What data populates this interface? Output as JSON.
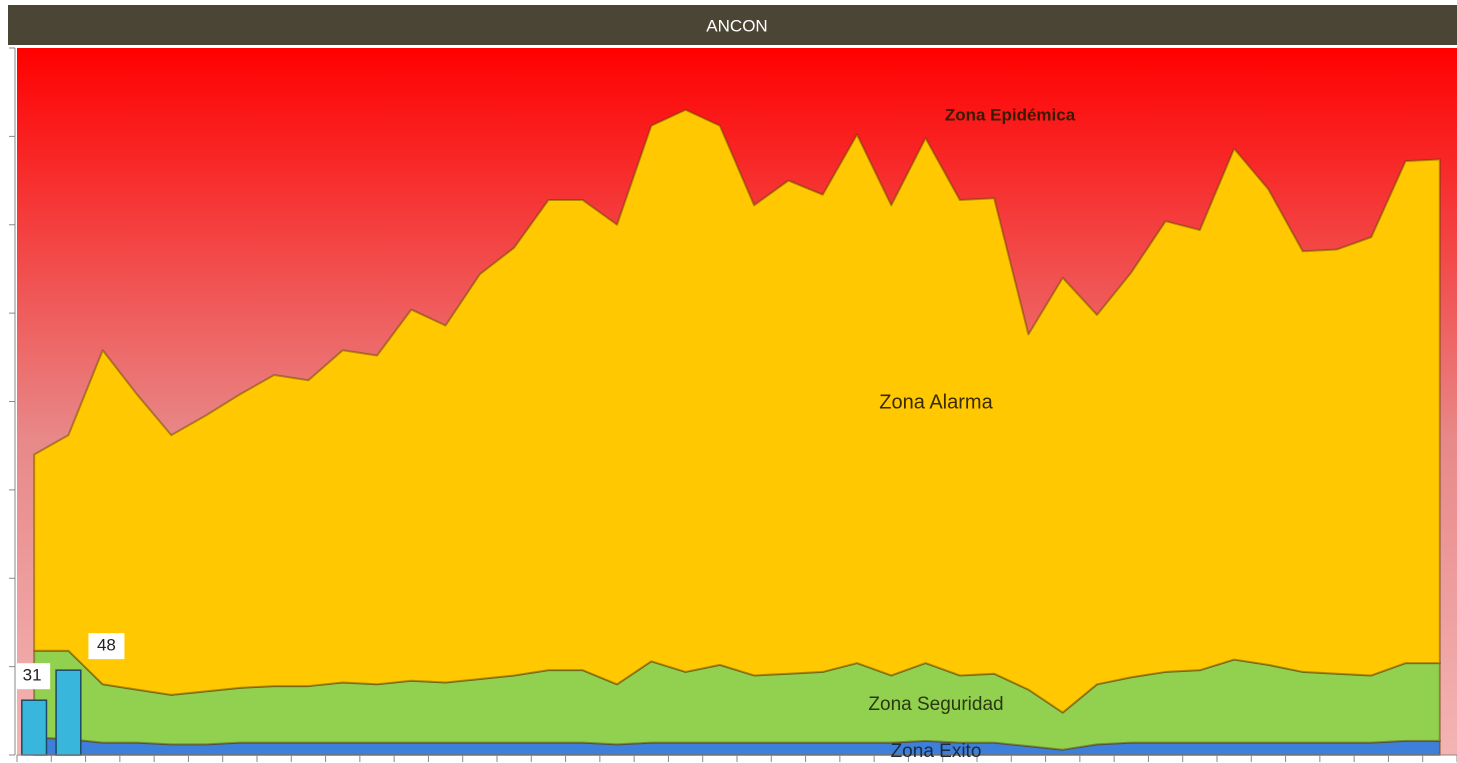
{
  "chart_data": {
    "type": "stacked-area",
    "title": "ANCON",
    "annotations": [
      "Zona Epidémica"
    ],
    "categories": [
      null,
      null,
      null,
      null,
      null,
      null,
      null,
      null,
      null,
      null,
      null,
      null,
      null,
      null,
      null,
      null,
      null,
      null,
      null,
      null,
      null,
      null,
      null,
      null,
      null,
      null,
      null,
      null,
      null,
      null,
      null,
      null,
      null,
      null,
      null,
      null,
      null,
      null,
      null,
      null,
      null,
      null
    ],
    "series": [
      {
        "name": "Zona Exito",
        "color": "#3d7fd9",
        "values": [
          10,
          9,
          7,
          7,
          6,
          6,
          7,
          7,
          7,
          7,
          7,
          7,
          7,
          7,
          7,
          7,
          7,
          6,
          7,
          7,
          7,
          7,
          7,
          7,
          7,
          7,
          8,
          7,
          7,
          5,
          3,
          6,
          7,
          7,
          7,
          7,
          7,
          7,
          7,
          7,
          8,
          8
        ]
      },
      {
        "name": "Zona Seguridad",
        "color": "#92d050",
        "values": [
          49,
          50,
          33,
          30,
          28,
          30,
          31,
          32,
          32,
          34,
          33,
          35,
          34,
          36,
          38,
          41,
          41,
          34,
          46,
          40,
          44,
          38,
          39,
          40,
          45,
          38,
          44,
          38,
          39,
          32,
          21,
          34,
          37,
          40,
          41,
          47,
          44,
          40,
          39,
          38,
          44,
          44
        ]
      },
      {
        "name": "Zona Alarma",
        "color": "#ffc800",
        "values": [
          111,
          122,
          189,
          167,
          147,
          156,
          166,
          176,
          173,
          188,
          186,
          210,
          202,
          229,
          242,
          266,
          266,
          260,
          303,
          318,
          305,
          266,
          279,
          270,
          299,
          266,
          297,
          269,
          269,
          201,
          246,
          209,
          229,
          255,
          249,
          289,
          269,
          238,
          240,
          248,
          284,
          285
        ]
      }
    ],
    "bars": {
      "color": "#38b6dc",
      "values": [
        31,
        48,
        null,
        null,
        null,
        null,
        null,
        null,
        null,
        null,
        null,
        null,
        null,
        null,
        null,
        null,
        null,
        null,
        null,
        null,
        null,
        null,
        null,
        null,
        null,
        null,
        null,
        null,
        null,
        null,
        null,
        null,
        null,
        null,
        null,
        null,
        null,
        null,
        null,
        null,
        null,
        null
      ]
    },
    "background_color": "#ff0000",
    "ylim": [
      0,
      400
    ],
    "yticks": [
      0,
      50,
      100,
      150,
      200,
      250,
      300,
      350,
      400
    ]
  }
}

THE TASK: Strip out the pictures and quote the remaining data word for word.

RESULT OF THE EXERCISE:
What data populates this interface? Output as JSON.
{
  "chart_data": {
    "type": "stacked-area",
    "title": "ANCON",
    "annotations": [
      "Zona Epidémica"
    ],
    "categories": [
      null,
      null,
      null,
      null,
      null,
      null,
      null,
      null,
      null,
      null,
      null,
      null,
      null,
      null,
      null,
      null,
      null,
      null,
      null,
      null,
      null,
      null,
      null,
      null,
      null,
      null,
      null,
      null,
      null,
      null,
      null,
      null,
      null,
      null,
      null,
      null,
      null,
      null,
      null,
      null,
      null,
      null
    ],
    "series": [
      {
        "name": "Zona Exito",
        "color": "#3d7fd9",
        "values": [
          10,
          9,
          7,
          7,
          6,
          6,
          7,
          7,
          7,
          7,
          7,
          7,
          7,
          7,
          7,
          7,
          7,
          6,
          7,
          7,
          7,
          7,
          7,
          7,
          7,
          7,
          8,
          7,
          7,
          5,
          3,
          6,
          7,
          7,
          7,
          7,
          7,
          7,
          7,
          7,
          8,
          8
        ]
      },
      {
        "name": "Zona Seguridad",
        "color": "#92d050",
        "values": [
          49,
          50,
          33,
          30,
          28,
          30,
          31,
          32,
          32,
          34,
          33,
          35,
          34,
          36,
          38,
          41,
          41,
          34,
          46,
          40,
          44,
          38,
          39,
          40,
          45,
          38,
          44,
          38,
          39,
          32,
          21,
          34,
          37,
          40,
          41,
          47,
          44,
          40,
          39,
          38,
          44,
          44
        ]
      },
      {
        "name": "Zona Alarma",
        "color": "#ffc800",
        "values": [
          111,
          122,
          189,
          167,
          147,
          156,
          166,
          176,
          173,
          188,
          186,
          210,
          202,
          229,
          242,
          266,
          266,
          260,
          303,
          318,
          305,
          266,
          279,
          270,
          299,
          266,
          297,
          269,
          269,
          201,
          246,
          209,
          229,
          255,
          249,
          289,
          269,
          238,
          240,
          248,
          284,
          285
        ]
      }
    ],
    "bars": {
      "color": "#38b6dc",
      "values": [
        31,
        48,
        null,
        null,
        null,
        null,
        null,
        null,
        null,
        null,
        null,
        null,
        null,
        null,
        null,
        null,
        null,
        null,
        null,
        null,
        null,
        null,
        null,
        null,
        null,
        null,
        null,
        null,
        null,
        null,
        null,
        null,
        null,
        null,
        null,
        null,
        null,
        null,
        null,
        null,
        null,
        null
      ]
    },
    "background_color": "#ff0000",
    "ylim": [
      0,
      400
    ],
    "yticks": [
      0,
      50,
      100,
      150,
      200,
      250,
      300,
      350,
      400
    ]
  }
}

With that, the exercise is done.